# AIM
Rewrite the lines of all the records below as a numbered list, omitting blank lines and leaving out the pictures.

# RECORD EXTRACTS
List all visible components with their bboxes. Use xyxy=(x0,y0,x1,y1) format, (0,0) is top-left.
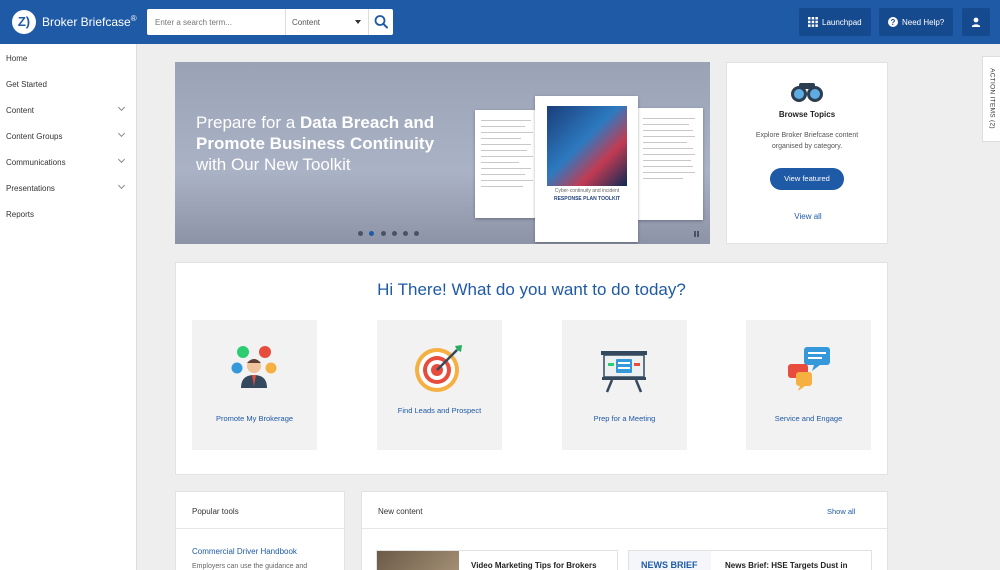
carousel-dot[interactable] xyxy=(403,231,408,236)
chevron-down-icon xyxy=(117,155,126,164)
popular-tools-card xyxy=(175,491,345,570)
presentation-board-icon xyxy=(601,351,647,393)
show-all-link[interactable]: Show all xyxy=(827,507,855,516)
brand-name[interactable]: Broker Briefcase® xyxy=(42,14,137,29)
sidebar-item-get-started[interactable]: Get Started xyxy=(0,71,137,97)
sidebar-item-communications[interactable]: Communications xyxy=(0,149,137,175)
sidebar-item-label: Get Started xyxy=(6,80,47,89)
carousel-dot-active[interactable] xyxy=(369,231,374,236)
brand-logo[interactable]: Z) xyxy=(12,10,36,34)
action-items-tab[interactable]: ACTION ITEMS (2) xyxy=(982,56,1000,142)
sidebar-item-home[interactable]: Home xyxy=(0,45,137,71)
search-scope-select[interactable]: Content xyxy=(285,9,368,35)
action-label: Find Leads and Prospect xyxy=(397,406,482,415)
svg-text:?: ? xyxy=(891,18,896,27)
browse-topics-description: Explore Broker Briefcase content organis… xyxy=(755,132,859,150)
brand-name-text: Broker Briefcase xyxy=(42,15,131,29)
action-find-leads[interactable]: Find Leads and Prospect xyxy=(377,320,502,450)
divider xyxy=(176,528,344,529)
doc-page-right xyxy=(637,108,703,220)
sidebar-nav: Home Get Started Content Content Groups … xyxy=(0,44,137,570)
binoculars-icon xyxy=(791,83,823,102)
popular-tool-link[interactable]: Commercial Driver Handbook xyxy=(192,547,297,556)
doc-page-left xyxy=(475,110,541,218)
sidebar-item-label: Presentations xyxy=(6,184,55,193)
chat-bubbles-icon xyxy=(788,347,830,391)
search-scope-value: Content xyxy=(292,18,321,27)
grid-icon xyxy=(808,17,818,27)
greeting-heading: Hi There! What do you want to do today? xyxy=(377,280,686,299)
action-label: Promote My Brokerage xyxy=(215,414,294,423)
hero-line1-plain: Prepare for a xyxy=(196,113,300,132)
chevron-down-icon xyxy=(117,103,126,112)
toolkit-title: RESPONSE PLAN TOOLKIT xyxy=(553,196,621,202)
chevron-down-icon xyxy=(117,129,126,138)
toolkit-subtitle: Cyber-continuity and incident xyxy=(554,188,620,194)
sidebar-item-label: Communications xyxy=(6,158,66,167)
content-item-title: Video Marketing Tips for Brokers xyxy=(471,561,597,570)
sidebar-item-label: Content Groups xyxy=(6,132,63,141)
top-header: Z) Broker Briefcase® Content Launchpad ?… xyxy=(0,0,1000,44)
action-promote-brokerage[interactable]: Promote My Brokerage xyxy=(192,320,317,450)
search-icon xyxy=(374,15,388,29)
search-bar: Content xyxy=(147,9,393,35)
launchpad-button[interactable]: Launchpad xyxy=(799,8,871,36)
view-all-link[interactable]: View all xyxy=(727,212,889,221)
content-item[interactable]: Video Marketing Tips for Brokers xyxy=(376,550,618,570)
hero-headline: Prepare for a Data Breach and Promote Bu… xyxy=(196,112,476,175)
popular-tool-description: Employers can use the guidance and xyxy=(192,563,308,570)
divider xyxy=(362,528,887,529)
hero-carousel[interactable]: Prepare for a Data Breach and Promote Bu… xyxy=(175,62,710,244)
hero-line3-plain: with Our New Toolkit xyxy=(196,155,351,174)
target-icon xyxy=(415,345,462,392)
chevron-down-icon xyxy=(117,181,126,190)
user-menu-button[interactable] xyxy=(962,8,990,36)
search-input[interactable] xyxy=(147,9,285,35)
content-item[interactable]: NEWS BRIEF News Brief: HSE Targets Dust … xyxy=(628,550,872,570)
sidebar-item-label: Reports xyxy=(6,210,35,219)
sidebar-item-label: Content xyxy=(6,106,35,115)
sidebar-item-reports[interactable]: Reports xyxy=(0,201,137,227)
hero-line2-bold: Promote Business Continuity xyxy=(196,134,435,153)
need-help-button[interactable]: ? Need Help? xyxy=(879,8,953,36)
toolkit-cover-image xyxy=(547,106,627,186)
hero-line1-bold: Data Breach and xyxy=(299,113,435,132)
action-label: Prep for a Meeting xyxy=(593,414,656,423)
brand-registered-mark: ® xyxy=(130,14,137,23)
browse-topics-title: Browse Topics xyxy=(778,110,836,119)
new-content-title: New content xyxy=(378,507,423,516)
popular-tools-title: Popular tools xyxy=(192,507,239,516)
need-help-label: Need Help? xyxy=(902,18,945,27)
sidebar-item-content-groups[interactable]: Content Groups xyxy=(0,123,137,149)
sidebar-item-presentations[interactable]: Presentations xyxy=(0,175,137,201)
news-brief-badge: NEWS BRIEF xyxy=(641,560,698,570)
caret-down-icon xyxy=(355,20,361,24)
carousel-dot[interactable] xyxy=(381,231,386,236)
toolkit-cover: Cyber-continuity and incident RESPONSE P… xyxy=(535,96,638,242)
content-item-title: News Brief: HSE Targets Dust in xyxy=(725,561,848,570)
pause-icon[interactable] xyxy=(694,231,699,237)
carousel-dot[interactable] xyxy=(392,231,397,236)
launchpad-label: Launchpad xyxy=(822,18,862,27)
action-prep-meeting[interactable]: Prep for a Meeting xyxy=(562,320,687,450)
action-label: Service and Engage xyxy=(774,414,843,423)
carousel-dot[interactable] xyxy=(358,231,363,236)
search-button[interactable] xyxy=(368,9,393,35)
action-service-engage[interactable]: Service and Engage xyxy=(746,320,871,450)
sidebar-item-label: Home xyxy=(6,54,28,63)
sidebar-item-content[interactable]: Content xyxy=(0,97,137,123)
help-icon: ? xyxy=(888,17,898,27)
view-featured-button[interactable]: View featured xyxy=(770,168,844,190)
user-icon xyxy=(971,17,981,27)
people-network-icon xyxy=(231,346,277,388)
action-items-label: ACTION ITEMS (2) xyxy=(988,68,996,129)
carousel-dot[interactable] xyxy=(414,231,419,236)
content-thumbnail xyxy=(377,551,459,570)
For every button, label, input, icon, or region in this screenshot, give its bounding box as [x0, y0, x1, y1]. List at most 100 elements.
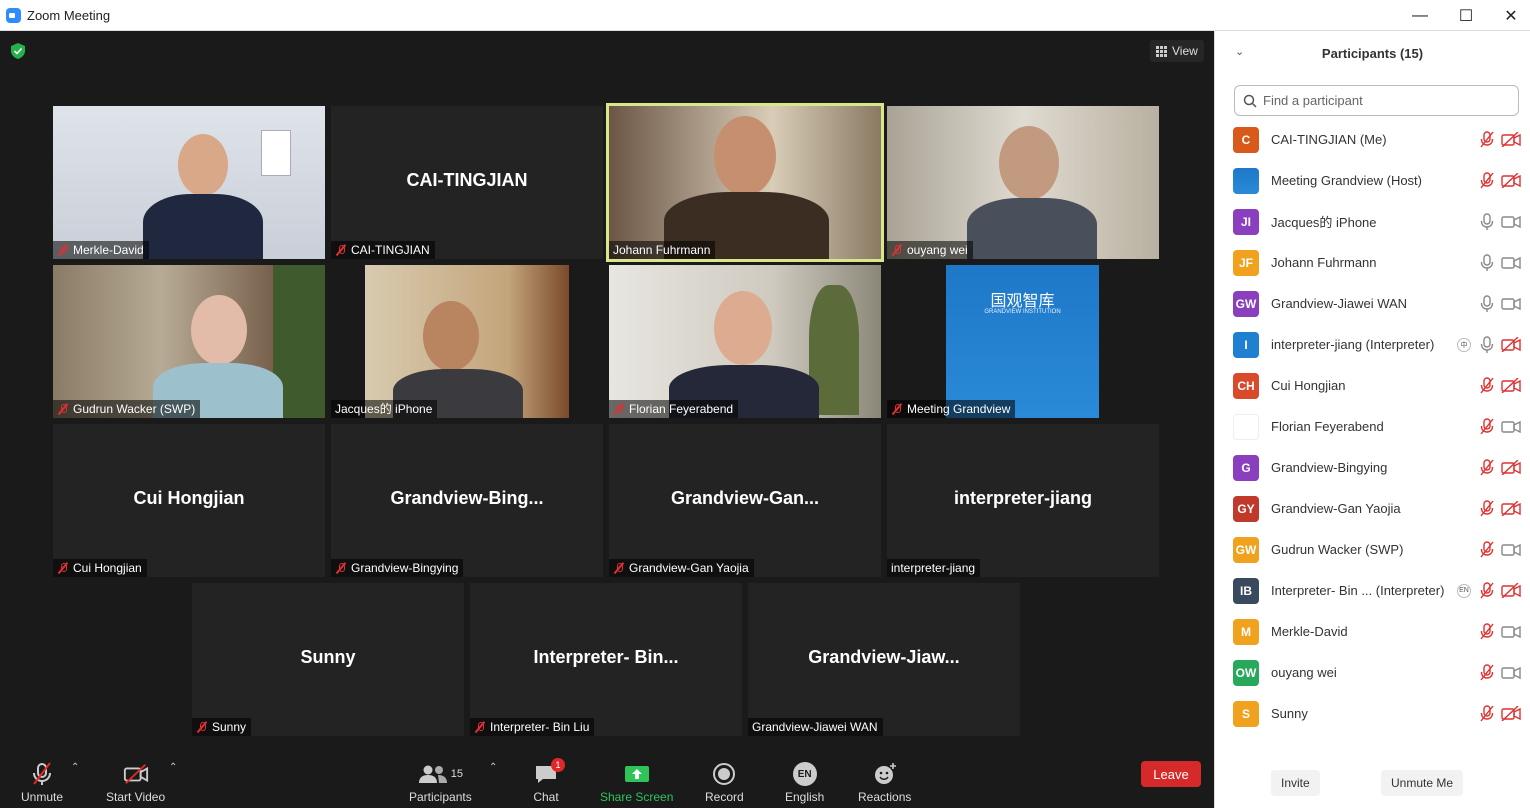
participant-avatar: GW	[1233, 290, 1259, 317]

# FULL RESPONSE
1. List all visible components with their bboxes. Use xyxy=(x0,y0,x1,y1) format, (0,0) is top-left.
2. carousel-dot[interactable] xyxy=(403,231,408,236)
3. chevron-down-icon xyxy=(117,155,126,164)
4. popular-tools-card xyxy=(175,491,345,570)
5. presentation-board-icon xyxy=(601,351,647,393)
6. show-all-link[interactable]: Show all xyxy=(827,507,855,516)
7. brand-name[interactable]: Broker Briefcase® xyxy=(42,14,137,29)
8. sidebar-item-get-started[interactable]: Get Started xyxy=(0,71,137,97)
9. sidebar-item-communications[interactable]: Communications xyxy=(0,149,137,175)
10. sidebar-item-label: Get Started xyxy=(6,80,47,89)
11. carousel-dot-active[interactable] xyxy=(369,231,374,236)
12. brand-logo[interactable]: Z) xyxy=(12,10,36,34)
13. action-items-tab[interactable]: ACTION ITEMS (2) xyxy=(982,56,1000,142)
14. sidebar-item-home[interactable]: Home xyxy=(0,45,137,71)
15. search-scope-select[interactable]: Content xyxy=(285,9,368,35)
16. action-label: Find Leads and Prospect xyxy=(397,406,482,415)
17. svg-text:?: ? xyxy=(891,18,896,27)
18. browse-topics-description: Explore Broker Briefcase content organis… xyxy=(755,132,859,150)
19. brand-name-text: Broker Briefcase xyxy=(42,15,131,29)
20. action-find-leads[interactable]: Find Leads and Prospect xyxy=(377,320,502,450)
21. divider xyxy=(176,528,344,529)
22. doc-page-right xyxy=(637,108,703,220)
23. sidebar-nav: Home Get Started Content Content Groups … xyxy=(0,44,137,570)
24. binoculars-icon xyxy=(791,83,823,102)
25. popular-tool-link[interactable]: Commercial Driver Handbook xyxy=(192,547,297,556)
26. doc-page-left xyxy=(475,110,541,218)
27. sidebar-item-label: Presentations xyxy=(6,184,55,193)
28. chat-bubbles-icon xyxy=(788,347,830,391)
29. search-scope-value: Content xyxy=(292,18,321,27)
30. grid-icon xyxy=(808,17,818,27)
31. greeting-heading: Hi There! What do you want to do today? xyxy=(377,280,686,299)
32. action-label: Promote My Brokerage xyxy=(215,414,294,423)
33. hero-line1-plain: Prepare for a xyxy=(196,113,300,132)
34. chevron-down-icon xyxy=(117,103,126,112)
35. toolkit-title: RESPONSE PLAN TOOLKIT xyxy=(553,196,621,202)
36. chevron-down-icon xyxy=(117,129,126,138)
37. toolkit-subtitle: Cyber-continuity and incident xyxy=(554,188,620,194)
38. sidebar-item-label: Communications xyxy=(6,158,66,167)
39. content-item-title: Video Marketing Tips for Brokers xyxy=(471,561,597,570)
40. sidebar-item-label: Content Groups xyxy=(6,132,63,141)
41. top-header: Z) Broker Briefcase® Content Launchpad ?… xyxy=(0,0,1000,44)
42. action-promote-brokerage[interactable]: Promote My Brokerage xyxy=(192,320,317,450)
43. search-icon xyxy=(374,15,388,29)
44. search-bar: Content xyxy=(147,9,393,35)
45. launchpad-button[interactable]: Launchpad xyxy=(799,8,871,36)
46. view-all-link[interactable]: View all xyxy=(727,212,889,221)
47. content-item[interactable]: Video Marketing Tips for Brokers xyxy=(376,550,618,570)
48. hero-headline: Prepare for a Data Breach and Promote Bu… xyxy=(196,112,476,175)
49. popular-tool-description: Employers can use the guidance and xyxy=(192,563,308,570)
50. divider xyxy=(362,528,887,529)
51. hero-carousel[interactable]: Prepare for a Data Breach and Promote Bu… xyxy=(175,62,710,244)
52. hero-line3-plain: with Our New Toolkit xyxy=(196,155,351,174)
53. target-icon xyxy=(415,345,462,392)
54. chevron-down-icon xyxy=(117,181,126,190)
55. user-menu-button[interactable] xyxy=(962,8,990,36)
56. search-input[interactable] xyxy=(147,9,285,35)
57. content-item[interactable]: NEWS BRIEF News Brief: HSE Targets Dust … xyxy=(628,550,872,570)
58. sidebar-item-label: Reports xyxy=(6,210,35,219)
59. sidebar-item-label: Content xyxy=(6,106,35,115)
60. sidebar-item-reports[interactable]: Reports xyxy=(0,201,137,227)
61. hero-line2-bold: Promote Business Continuity xyxy=(196,134,435,153)
62. need-help-button[interactable]: ? Need Help? xyxy=(879,8,953,36)
63. toolkit-cover-image xyxy=(547,106,627,186)
64. hero-line1-bold: Data Breach and xyxy=(299,113,435,132)
65. action-label: Prep for a Meeting xyxy=(593,414,656,423)
66. brand-registered-mark: ® xyxy=(130,14,137,23)
67. browse-topics-title: Browse Topics xyxy=(778,110,836,119)
68. new-content-title: New content xyxy=(378,507,423,516)
69. popular-tools-title: Popular tools xyxy=(192,507,239,516)
70. need-help-label: Need Help? xyxy=(902,18,945,27)
71. sidebar-item-content-groups[interactable]: Content Groups xyxy=(0,123,137,149)
72. sidebar-item-presentations[interactable]: Presentations xyxy=(0,175,137,201)
73. news-brief-badge: NEWS BRIEF xyxy=(641,560,698,570)
74. caret-down-icon xyxy=(355,20,361,24)
75. carousel-dot[interactable] xyxy=(381,231,386,236)
76. toolkit-cover: Cyber-continuity and incident RESPONSE P… xyxy=(535,96,638,242)
77. content-item-title: News Brief: HSE Targets Dust in xyxy=(725,561,848,570)
78. pause-icon[interactable] xyxy=(694,231,699,237)
79. carousel-dot[interactable] xyxy=(392,231,397,236)
80. launchpad-label: Launchpad xyxy=(822,18,862,27)
81. action-prep-meeting[interactable]: Prep for a Meeting xyxy=(562,320,687,450)
82. action-label: Service and Engage xyxy=(774,414,843,423)
83. carousel-dot[interactable] xyxy=(358,231,363,236)
84. search-button[interactable] xyxy=(368,9,393,35)
85. action-service-engage[interactable]: Service and Engage xyxy=(746,320,871,450)
86. sidebar-item-label: Home xyxy=(6,54,28,63)
87. sidebar-item-content[interactable]: Content xyxy=(0,97,137,123)
88. help-icon: ? xyxy=(888,17,898,27)
89. view-featured-button[interactable]: View featured xyxy=(770,168,844,190)
90. user-icon xyxy=(971,17,981,27)
91. people-network-icon xyxy=(231,346,277,388)
92. action-items-label: ACTION ITEMS (2) xyxy=(988,68,996,129)
93. carousel-dot[interactable] xyxy=(414,231,419,236)
94. content-thumbnail xyxy=(377,551,459,570)
95. For every button, label, input, icon, or region in this screenshot, give its bounding box as [x0, y0, x1, y1]. List at most 100 elements.
96. participant-avatar: GW	[1233, 290, 1259, 317]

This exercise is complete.